::: MATERIAL PROVIDED
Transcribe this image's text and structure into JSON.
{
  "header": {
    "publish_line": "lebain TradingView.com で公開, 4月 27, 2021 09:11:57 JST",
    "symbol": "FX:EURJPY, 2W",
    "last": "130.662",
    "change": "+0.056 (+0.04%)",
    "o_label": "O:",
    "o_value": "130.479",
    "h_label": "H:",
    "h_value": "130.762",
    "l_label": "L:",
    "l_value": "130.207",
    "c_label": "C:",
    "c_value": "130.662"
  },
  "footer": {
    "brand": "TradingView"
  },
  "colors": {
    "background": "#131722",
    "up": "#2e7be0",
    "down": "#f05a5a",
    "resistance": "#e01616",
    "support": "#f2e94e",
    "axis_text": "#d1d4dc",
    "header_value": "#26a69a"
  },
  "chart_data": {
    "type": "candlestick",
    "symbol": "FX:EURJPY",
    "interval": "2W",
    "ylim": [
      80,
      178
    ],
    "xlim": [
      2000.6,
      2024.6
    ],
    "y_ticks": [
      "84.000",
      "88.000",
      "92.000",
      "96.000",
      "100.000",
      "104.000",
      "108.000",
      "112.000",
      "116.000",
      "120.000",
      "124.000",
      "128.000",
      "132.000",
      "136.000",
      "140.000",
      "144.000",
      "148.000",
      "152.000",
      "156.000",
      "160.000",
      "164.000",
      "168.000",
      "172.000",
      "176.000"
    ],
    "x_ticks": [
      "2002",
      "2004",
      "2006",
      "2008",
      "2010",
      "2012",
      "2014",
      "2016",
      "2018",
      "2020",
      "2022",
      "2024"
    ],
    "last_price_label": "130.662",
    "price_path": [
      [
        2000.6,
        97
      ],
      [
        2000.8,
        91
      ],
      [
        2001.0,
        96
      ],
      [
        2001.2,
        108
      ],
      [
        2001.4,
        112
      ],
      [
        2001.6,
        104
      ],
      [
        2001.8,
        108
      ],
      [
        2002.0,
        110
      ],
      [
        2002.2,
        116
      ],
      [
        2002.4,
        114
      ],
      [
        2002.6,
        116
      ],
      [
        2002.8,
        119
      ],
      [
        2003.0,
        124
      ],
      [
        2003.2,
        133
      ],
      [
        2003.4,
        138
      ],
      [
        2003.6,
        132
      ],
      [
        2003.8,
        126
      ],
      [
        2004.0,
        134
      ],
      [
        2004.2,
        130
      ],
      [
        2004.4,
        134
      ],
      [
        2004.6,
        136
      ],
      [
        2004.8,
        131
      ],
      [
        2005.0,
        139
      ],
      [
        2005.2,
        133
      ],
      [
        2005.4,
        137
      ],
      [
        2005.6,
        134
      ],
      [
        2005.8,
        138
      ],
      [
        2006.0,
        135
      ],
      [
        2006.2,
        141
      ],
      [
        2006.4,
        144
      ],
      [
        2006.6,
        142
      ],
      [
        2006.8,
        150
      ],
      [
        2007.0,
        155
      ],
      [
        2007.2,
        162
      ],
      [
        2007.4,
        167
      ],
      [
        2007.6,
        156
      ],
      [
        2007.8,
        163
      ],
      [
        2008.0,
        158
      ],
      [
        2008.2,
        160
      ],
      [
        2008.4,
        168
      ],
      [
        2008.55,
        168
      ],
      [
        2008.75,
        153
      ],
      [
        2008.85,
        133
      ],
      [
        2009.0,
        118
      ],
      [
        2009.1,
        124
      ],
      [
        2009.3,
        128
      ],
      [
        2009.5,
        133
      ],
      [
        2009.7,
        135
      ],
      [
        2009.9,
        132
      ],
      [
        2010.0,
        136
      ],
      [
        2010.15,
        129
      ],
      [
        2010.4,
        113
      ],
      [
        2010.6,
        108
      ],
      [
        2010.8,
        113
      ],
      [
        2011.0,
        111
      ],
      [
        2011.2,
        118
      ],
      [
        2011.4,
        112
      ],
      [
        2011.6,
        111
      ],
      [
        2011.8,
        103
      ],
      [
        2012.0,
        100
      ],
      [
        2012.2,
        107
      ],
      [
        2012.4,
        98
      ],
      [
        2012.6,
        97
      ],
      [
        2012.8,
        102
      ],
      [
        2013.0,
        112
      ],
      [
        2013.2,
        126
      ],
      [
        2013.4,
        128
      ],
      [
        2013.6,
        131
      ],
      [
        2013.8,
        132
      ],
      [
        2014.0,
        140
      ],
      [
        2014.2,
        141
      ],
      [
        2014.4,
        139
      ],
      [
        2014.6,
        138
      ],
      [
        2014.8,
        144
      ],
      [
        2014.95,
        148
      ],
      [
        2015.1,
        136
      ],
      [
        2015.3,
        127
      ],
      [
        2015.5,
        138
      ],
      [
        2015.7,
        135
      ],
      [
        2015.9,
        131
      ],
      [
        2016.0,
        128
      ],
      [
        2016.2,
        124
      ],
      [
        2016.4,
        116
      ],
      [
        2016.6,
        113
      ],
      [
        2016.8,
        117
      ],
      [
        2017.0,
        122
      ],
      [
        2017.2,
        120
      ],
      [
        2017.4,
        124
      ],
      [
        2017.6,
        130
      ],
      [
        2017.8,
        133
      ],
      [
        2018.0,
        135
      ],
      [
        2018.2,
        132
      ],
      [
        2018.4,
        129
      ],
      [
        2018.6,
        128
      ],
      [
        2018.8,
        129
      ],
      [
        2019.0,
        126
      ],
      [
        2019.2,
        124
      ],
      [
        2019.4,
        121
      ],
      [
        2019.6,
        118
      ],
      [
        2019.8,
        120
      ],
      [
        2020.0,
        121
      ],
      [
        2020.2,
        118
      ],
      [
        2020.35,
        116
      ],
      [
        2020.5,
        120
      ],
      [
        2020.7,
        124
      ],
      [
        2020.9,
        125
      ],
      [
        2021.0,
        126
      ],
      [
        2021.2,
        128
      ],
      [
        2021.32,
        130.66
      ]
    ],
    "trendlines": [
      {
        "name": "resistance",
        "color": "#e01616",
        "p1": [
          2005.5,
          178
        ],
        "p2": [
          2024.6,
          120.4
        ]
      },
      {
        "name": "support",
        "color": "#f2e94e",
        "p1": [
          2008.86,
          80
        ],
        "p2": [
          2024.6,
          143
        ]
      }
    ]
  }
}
::::::
• **WORK INSTRUCTIONS**:
Every record should be given again exactly.

• **FULL SOLUTION**:
Transcribe this image's text and structure into JSON.
{
  "header": {
    "publish_line": "lebain TradingView.com で公開, 4月 27, 2021 09:11:57 JST",
    "symbol": "FX:EURJPY, 2W",
    "last": "130.662",
    "change": "+0.056 (+0.04%)",
    "o_label": "O:",
    "o_value": "130.479",
    "h_label": "H:",
    "h_value": "130.762",
    "l_label": "L:",
    "l_value": "130.207",
    "c_label": "C:",
    "c_value": "130.662"
  },
  "footer": {
    "brand": "TradingView"
  },
  "colors": {
    "background": "#131722",
    "up": "#2e7be0",
    "down": "#f05a5a",
    "resistance": "#e01616",
    "support": "#f2e94e",
    "axis_text": "#d1d4dc",
    "header_value": "#26a69a"
  },
  "chart_data": {
    "type": "candlestick",
    "symbol": "FX:EURJPY",
    "interval": "2W",
    "ylim": [
      80,
      178
    ],
    "xlim": [
      2000.6,
      2024.6
    ],
    "y_ticks": [
      "84.000",
      "88.000",
      "92.000",
      "96.000",
      "100.000",
      "104.000",
      "108.000",
      "112.000",
      "116.000",
      "120.000",
      "124.000",
      "128.000",
      "132.000",
      "136.000",
      "140.000",
      "144.000",
      "148.000",
      "152.000",
      "156.000",
      "160.000",
      "164.000",
      "168.000",
      "172.000",
      "176.000"
    ],
    "x_ticks": [
      "2002",
      "2004",
      "2006",
      "2008",
      "2010",
      "2012",
      "2014",
      "2016",
      "2018",
      "2020",
      "2022",
      "2024"
    ],
    "last_price_label": "130.662",
    "price_path": [
      [
        2000.6,
        97
      ],
      [
        2000.8,
        91
      ],
      [
        2001.0,
        96
      ],
      [
        2001.2,
        108
      ],
      [
        2001.4,
        112
      ],
      [
        2001.6,
        104
      ],
      [
        2001.8,
        108
      ],
      [
        2002.0,
        110
      ],
      [
        2002.2,
        116
      ],
      [
        2002.4,
        114
      ],
      [
        2002.6,
        116
      ],
      [
        2002.8,
        119
      ],
      [
        2003.0,
        124
      ],
      [
        2003.2,
        133
      ],
      [
        2003.4,
        138
      ],
      [
        2003.6,
        132
      ],
      [
        2003.8,
        126
      ],
      [
        2004.0,
        134
      ],
      [
        2004.2,
        130
      ],
      [
        2004.4,
        134
      ],
      [
        2004.6,
        136
      ],
      [
        2004.8,
        131
      ],
      [
        2005.0,
        139
      ],
      [
        2005.2,
        133
      ],
      [
        2005.4,
        137
      ],
      [
        2005.6,
        134
      ],
      [
        2005.8,
        138
      ],
      [
        2006.0,
        135
      ],
      [
        2006.2,
        141
      ],
      [
        2006.4,
        144
      ],
      [
        2006.6,
        142
      ],
      [
        2006.8,
        150
      ],
      [
        2007.0,
        155
      ],
      [
        2007.2,
        162
      ],
      [
        2007.4,
        167
      ],
      [
        2007.6,
        156
      ],
      [
        2007.8,
        163
      ],
      [
        2008.0,
        158
      ],
      [
        2008.2,
        160
      ],
      [
        2008.4,
        168
      ],
      [
        2008.55,
        168
      ],
      [
        2008.75,
        153
      ],
      [
        2008.85,
        133
      ],
      [
        2009.0,
        118
      ],
      [
        2009.1,
        124
      ],
      [
        2009.3,
        128
      ],
      [
        2009.5,
        133
      ],
      [
        2009.7,
        135
      ],
      [
        2009.9,
        132
      ],
      [
        2010.0,
        136
      ],
      [
        2010.15,
        129
      ],
      [
        2010.4,
        113
      ],
      [
        2010.6,
        108
      ],
      [
        2010.8,
        113
      ],
      [
        2011.0,
        111
      ],
      [
        2011.2,
        118
      ],
      [
        2011.4,
        112
      ],
      [
        2011.6,
        111
      ],
      [
        2011.8,
        103
      ],
      [
        2012.0,
        100
      ],
      [
        2012.2,
        107
      ],
      [
        2012.4,
        98
      ],
      [
        2012.6,
        97
      ],
      [
        2012.8,
        102
      ],
      [
        2013.0,
        112
      ],
      [
        2013.2,
        126
      ],
      [
        2013.4,
        128
      ],
      [
        2013.6,
        131
      ],
      [
        2013.8,
        132
      ],
      [
        2014.0,
        140
      ],
      [
        2014.2,
        141
      ],
      [
        2014.4,
        139
      ],
      [
        2014.6,
        138
      ],
      [
        2014.8,
        144
      ],
      [
        2014.95,
        148
      ],
      [
        2015.1,
        136
      ],
      [
        2015.3,
        127
      ],
      [
        2015.5,
        138
      ],
      [
        2015.7,
        135
      ],
      [
        2015.9,
        131
      ],
      [
        2016.0,
        128
      ],
      [
        2016.2,
        124
      ],
      [
        2016.4,
        116
      ],
      [
        2016.6,
        113
      ],
      [
        2016.8,
        117
      ],
      [
        2017.0,
        122
      ],
      [
        2017.2,
        120
      ],
      [
        2017.4,
        124
      ],
      [
        2017.6,
        130
      ],
      [
        2017.8,
        133
      ],
      [
        2018.0,
        135
      ],
      [
        2018.2,
        132
      ],
      [
        2018.4,
        129
      ],
      [
        2018.6,
        128
      ],
      [
        2018.8,
        129
      ],
      [
        2019.0,
        126
      ],
      [
        2019.2,
        124
      ],
      [
        2019.4,
        121
      ],
      [
        2019.6,
        118
      ],
      [
        2019.8,
        120
      ],
      [
        2020.0,
        121
      ],
      [
        2020.2,
        118
      ],
      [
        2020.35,
        116
      ],
      [
        2020.5,
        120
      ],
      [
        2020.7,
        124
      ],
      [
        2020.9,
        125
      ],
      [
        2021.0,
        126
      ],
      [
        2021.2,
        128
      ],
      [
        2021.32,
        130.66
      ]
    ],
    "trendlines": [
      {
        "name": "resistance",
        "color": "#e01616",
        "p1": [
          2005.5,
          178
        ],
        "p2": [
          2024.6,
          120.4
        ]
      },
      {
        "name": "support",
        "color": "#f2e94e",
        "p1": [
          2008.86,
          80
        ],
        "p2": [
          2024.6,
          143
        ]
      }
    ]
  }
}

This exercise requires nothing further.